Start

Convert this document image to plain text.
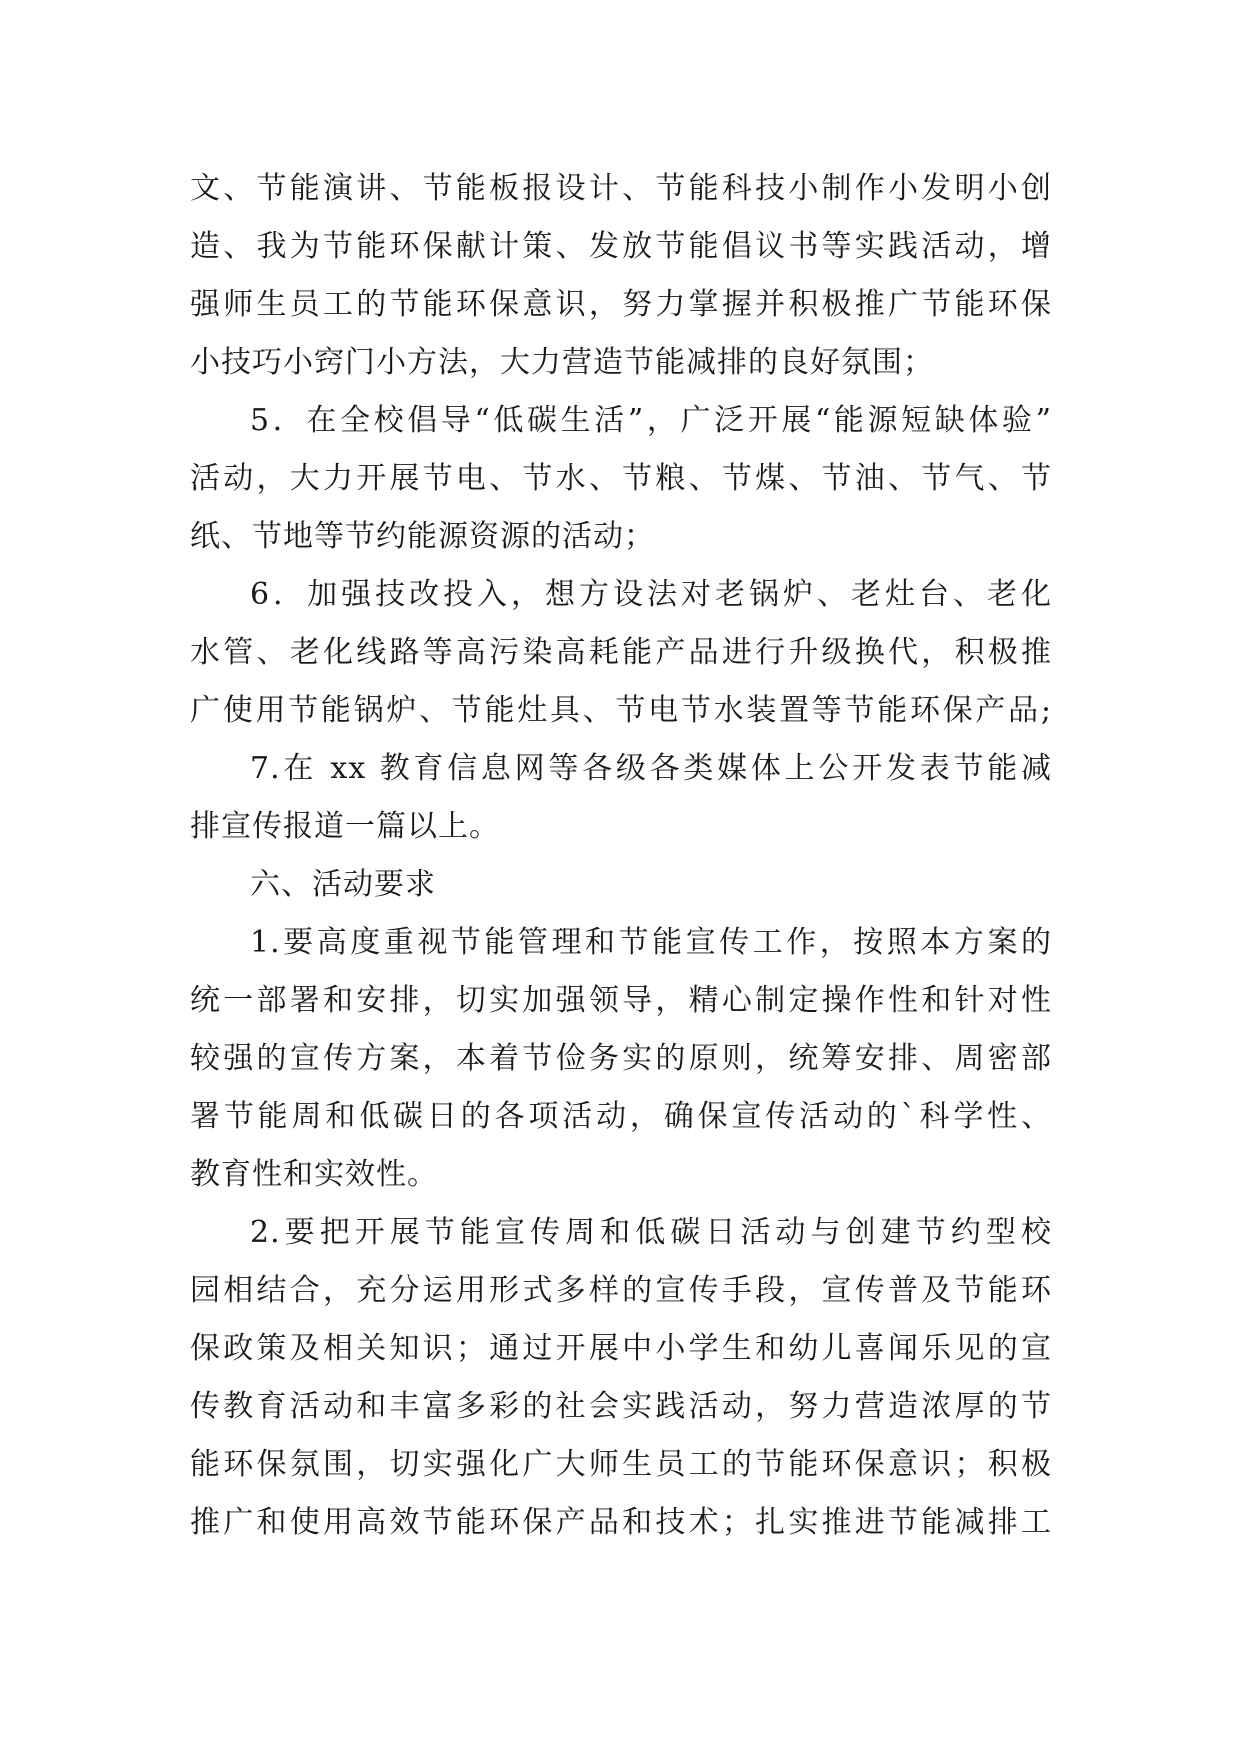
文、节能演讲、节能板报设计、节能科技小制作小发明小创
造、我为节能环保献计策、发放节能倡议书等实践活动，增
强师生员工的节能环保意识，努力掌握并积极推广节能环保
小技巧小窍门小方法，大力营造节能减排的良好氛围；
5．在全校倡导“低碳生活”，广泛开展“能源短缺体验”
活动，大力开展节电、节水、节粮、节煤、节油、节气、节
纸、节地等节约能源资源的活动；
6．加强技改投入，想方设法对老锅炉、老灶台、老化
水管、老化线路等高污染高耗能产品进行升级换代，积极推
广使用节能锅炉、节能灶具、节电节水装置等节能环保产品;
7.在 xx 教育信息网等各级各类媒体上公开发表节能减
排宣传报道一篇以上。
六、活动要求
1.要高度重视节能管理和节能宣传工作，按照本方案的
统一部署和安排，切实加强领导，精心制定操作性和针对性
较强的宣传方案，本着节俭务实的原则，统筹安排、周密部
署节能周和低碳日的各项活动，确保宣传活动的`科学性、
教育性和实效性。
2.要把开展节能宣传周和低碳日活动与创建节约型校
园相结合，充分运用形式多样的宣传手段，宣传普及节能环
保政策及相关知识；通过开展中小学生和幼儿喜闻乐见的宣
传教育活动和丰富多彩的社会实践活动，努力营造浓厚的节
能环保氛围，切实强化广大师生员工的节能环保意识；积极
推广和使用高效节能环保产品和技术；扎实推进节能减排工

End
Start

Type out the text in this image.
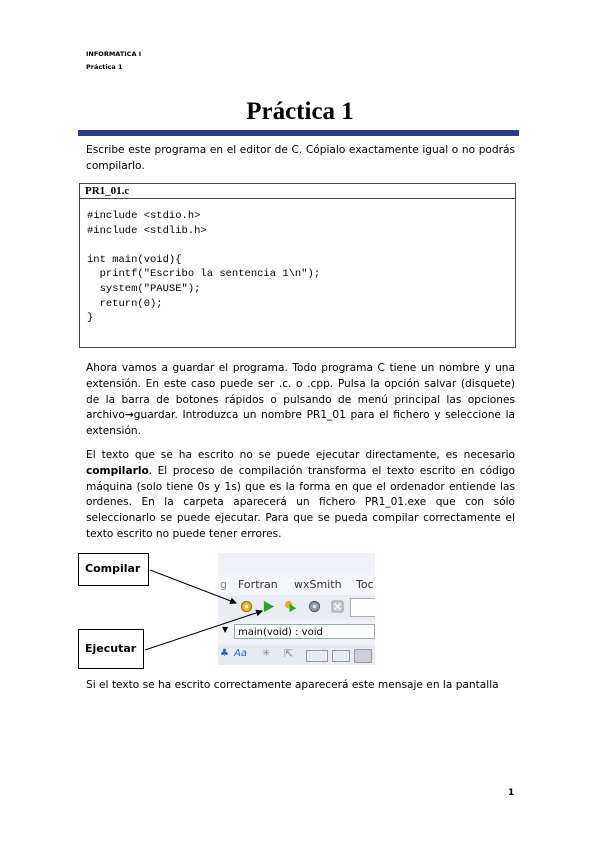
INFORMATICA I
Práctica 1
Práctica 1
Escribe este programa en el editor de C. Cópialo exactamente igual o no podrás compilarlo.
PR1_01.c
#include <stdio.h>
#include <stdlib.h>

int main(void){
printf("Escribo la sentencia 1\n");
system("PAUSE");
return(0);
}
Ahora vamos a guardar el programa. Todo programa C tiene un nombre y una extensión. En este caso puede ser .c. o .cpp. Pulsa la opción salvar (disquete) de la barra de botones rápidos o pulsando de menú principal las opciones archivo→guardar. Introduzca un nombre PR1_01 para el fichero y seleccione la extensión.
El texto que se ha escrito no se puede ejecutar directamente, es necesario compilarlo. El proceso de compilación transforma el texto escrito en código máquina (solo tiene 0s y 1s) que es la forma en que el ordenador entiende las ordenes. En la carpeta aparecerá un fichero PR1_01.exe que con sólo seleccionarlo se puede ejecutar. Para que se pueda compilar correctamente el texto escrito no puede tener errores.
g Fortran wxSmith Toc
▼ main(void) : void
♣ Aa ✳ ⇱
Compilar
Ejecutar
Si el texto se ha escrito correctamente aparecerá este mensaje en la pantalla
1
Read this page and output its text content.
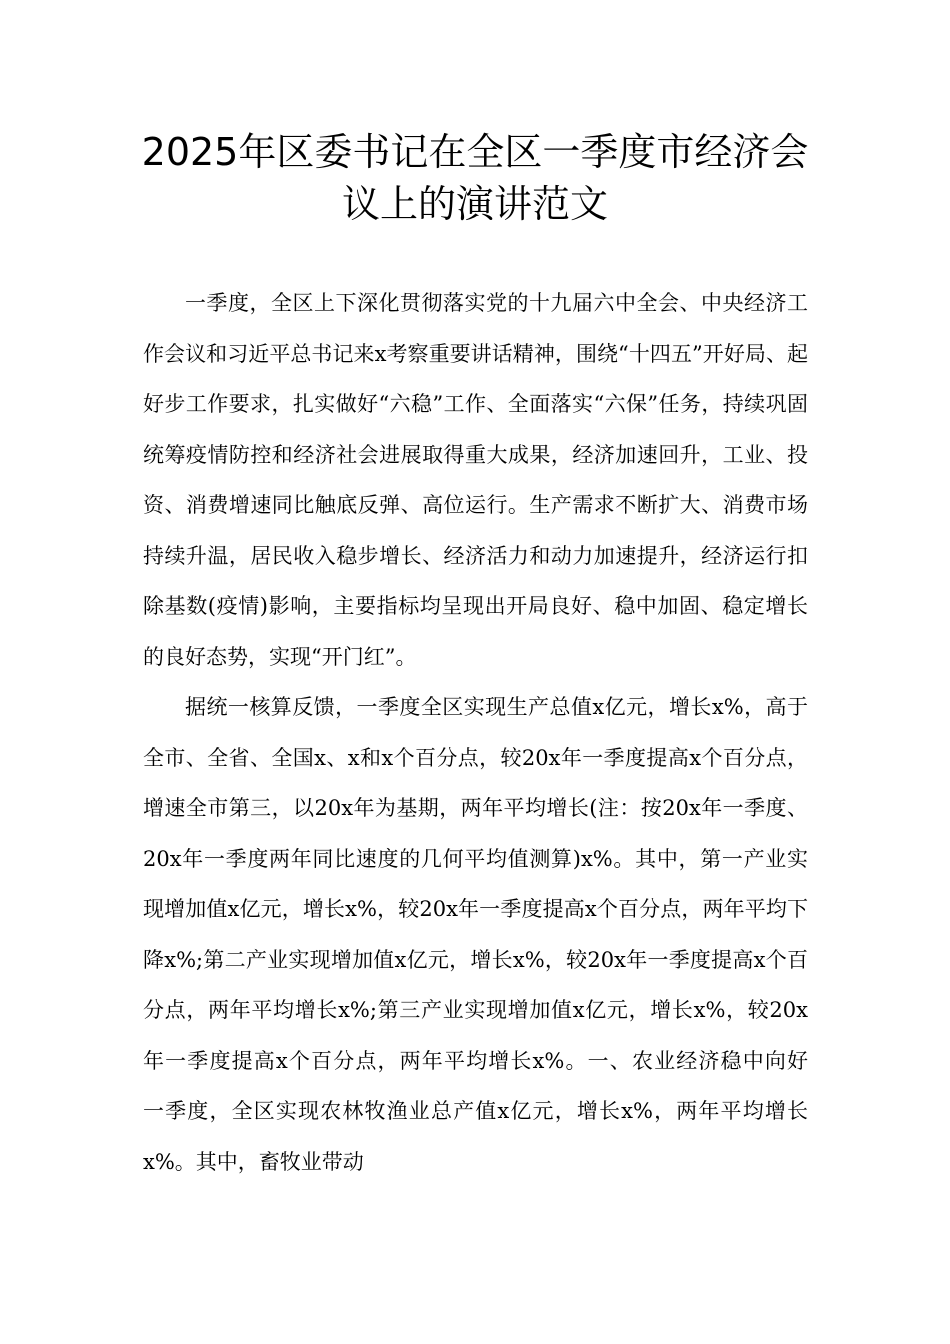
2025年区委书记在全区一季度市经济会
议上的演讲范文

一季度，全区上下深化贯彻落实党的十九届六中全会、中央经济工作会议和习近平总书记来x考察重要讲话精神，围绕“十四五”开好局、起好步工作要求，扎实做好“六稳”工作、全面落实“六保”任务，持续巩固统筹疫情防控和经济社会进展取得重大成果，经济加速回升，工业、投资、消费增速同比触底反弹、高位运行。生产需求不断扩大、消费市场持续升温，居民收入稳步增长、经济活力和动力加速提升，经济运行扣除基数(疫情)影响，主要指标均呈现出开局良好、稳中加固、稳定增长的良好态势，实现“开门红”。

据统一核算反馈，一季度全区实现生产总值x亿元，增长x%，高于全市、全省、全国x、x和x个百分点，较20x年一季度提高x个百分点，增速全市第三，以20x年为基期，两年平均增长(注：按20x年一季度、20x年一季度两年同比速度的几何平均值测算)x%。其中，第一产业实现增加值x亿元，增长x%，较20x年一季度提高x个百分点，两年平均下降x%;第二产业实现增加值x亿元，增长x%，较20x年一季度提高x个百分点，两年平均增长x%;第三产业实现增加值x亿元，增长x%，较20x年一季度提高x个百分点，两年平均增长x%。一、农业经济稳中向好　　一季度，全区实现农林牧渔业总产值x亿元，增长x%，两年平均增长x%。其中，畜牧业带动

End

GOAL ▸ Copy all the lines above that hold the string "correctamente".

FULL SOLUTION ▸
El texto que se ha escrito no se puede ejecutar directamente, es necesario compilarlo. El proceso de compilación transforma el texto escrito en código máquina (solo tiene 0s y 1s) que es la forma en que el ordenador entiende las ordenes. En la carpeta aparecerá un fichero PR1_01.exe que con sólo seleccionarlo se puede ejecutar. Para que se pueda compilar correctamente el texto escrito no puede tener errores.
Si el texto se ha escrito correctamente aparecerá este mensaje en la pantalla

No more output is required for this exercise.